(Data records)
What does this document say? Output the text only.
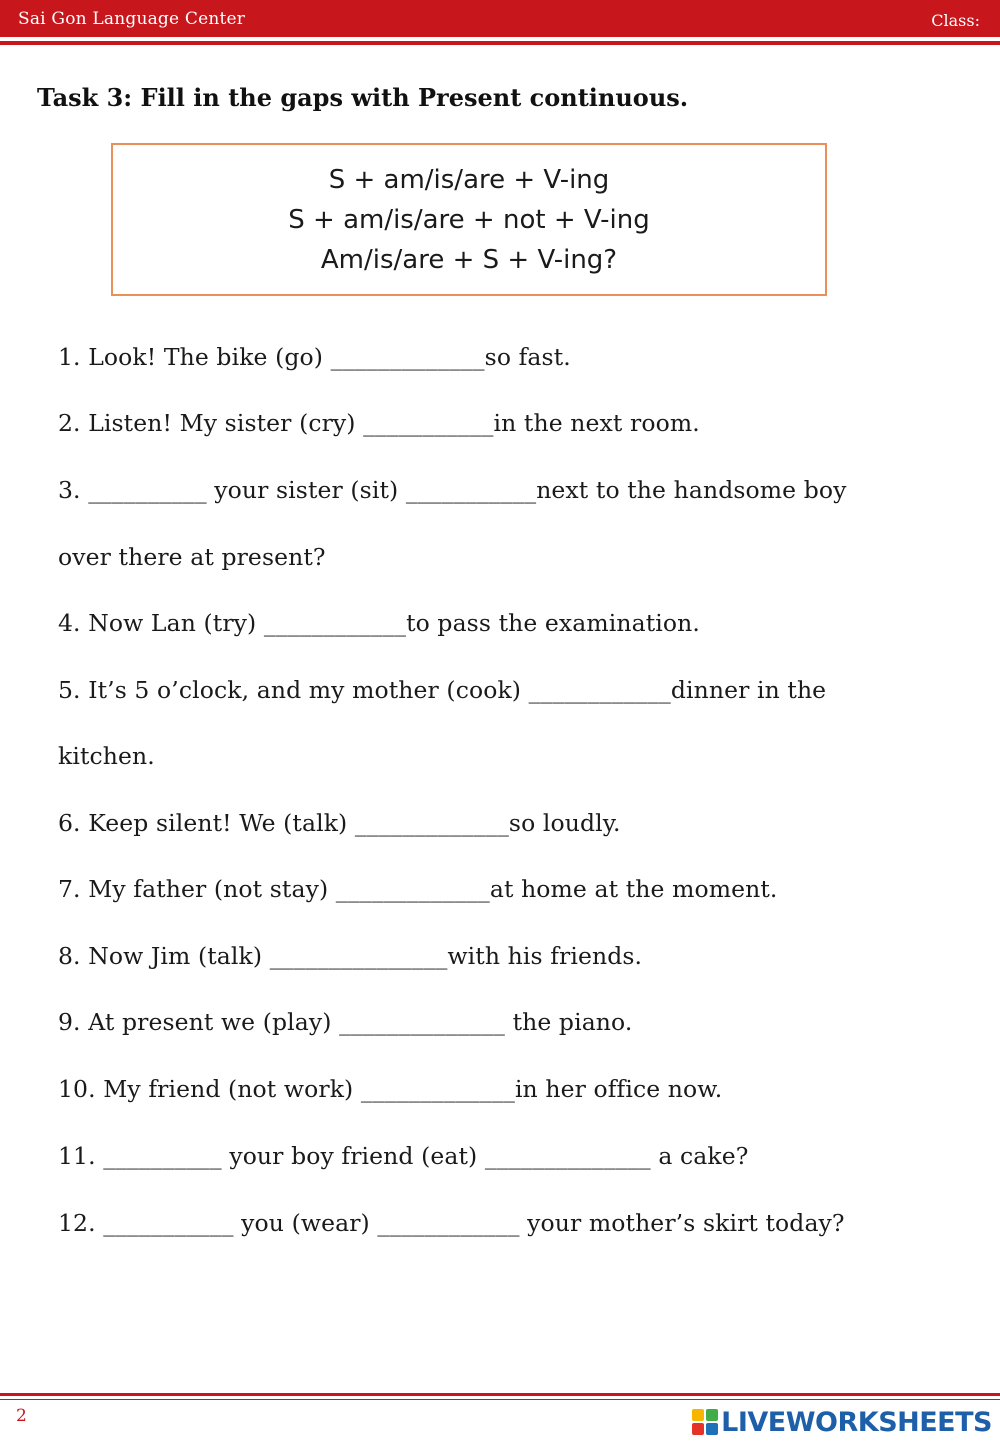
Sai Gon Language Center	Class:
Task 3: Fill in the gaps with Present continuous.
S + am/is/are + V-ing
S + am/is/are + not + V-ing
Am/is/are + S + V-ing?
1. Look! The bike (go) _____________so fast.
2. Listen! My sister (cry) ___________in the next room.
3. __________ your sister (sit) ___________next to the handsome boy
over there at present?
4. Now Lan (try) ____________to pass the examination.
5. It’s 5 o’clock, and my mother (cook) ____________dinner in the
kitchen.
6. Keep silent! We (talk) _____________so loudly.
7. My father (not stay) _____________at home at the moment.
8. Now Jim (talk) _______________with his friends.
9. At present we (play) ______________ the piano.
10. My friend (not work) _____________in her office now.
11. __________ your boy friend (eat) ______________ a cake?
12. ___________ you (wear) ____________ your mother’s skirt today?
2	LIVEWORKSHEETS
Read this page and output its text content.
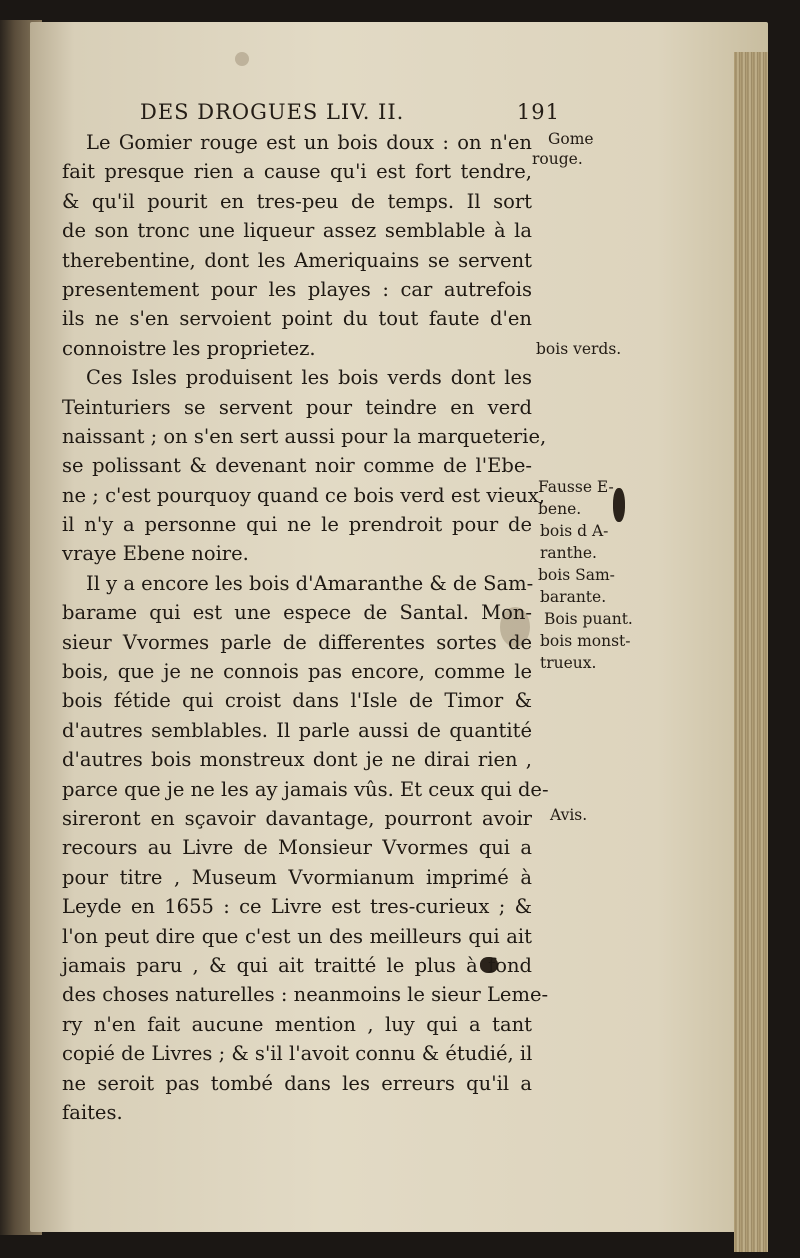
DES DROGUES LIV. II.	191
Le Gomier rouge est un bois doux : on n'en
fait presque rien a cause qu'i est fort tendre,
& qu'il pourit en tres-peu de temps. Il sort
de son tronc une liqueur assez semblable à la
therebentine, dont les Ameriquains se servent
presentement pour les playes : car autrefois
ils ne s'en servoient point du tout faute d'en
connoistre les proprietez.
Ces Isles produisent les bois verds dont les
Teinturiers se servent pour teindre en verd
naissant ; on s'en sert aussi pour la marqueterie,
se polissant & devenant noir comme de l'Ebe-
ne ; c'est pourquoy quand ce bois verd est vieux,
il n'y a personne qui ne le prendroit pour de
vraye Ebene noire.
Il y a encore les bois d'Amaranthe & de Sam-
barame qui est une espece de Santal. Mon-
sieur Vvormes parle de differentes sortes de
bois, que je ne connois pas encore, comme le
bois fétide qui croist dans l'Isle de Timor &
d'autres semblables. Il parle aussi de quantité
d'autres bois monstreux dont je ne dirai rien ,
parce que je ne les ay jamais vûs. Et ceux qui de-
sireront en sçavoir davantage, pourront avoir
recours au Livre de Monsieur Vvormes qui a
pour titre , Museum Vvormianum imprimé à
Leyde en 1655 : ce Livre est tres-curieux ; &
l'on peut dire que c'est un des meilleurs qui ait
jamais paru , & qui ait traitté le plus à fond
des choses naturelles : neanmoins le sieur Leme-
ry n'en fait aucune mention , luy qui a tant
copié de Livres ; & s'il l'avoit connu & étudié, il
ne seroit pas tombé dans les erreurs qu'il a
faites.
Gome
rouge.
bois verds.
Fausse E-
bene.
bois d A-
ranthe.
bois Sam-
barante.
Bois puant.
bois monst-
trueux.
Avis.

Instruction: Using the material above, retype each entry exactly and omit the pictures.

Output for this task:
What does this document say? Output the text only.
Sai Gon Language Center	Class:
Task 3: Fill in the gaps with Present continuous.
S + am/is/are + V-ing
S + am/is/are + not + V-ing
Am/is/are + S + V-ing?
1. Look! The bike (go) _____________so fast.
2. Listen! My sister (cry) ___________in the next room.
3. __________ your sister (sit) ___________next to the handsome boy
over there at present?
4. Now Lan (try) ____________to pass the examination.
5. It’s 5 o’clock, and my mother (cook) ____________dinner in the
kitchen.
6. Keep silent! We (talk) _____________so loudly.
7. My father (not stay) _____________at home at the moment.
8. Now Jim (talk) _______________with his friends.
9. At present we (play) ______________ the piano.
10. My friend (not work) _____________in her office now.
11. __________ your boy friend (eat) ______________ a cake?
12. ___________ you (wear) ____________ your mother’s skirt today?
2	LIVEWORKSHEETS
Read this page and output its text content.
DES DROGUES LIV. II.	191
Le Gomier rouge est un bois doux : on n'en
fait presque rien a cause qu'i est fort tendre,
& qu'il pourit en tres-peu de temps. Il sort
de son tronc une liqueur assez semblable à la
therebentine, dont les Ameriquains se servent
presentement pour les playes : car autrefois
ils ne s'en servoient point du tout faute d'en
connoistre les proprietez.
Ces Isles produisent les bois verds dont les
Teinturiers se servent pour teindre en verd
naissant ; on s'en sert aussi pour la marqueterie,
se polissant & devenant noir comme de l'Ebe-
ne ; c'est pourquoy quand ce bois verd est vieux,
il n'y a personne qui ne le prendroit pour de
vraye Ebene noire.
Il y a encore les bois d'Amaranthe & de Sam-
barame qui est une espece de Santal. Mon-
sieur Vvormes parle de differentes sortes de
bois, que je ne connois pas encore, comme le
bois fétide qui croist dans l'Isle de Timor &
d'autres semblables. Il parle aussi de quantité
d'autres bois monstreux dont je ne dirai rien ,
parce que je ne les ay jamais vûs. Et ceux qui de-
sireront en sçavoir davantage, pourront avoir
recours au Livre de Monsieur Vvormes qui a
pour titre , Museum Vvormianum imprimé à
Leyde en 1655 : ce Livre est tres-curieux ; &
l'on peut dire que c'est un des meilleurs qui ait
jamais paru , & qui ait traitté le plus à fond
des choses naturelles : neanmoins le sieur Leme-
ry n'en fait aucune mention , luy qui a tant
copié de Livres ; & s'il l'avoit connu & étudié, il
ne seroit pas tombé dans les erreurs qu'il a
faites.
Gome
rouge.
bois verds.
Fausse E-
bene.
bois d A-
ranthe.
bois Sam-
barante.
Bois puant.
bois monst-
trueux.
Avis.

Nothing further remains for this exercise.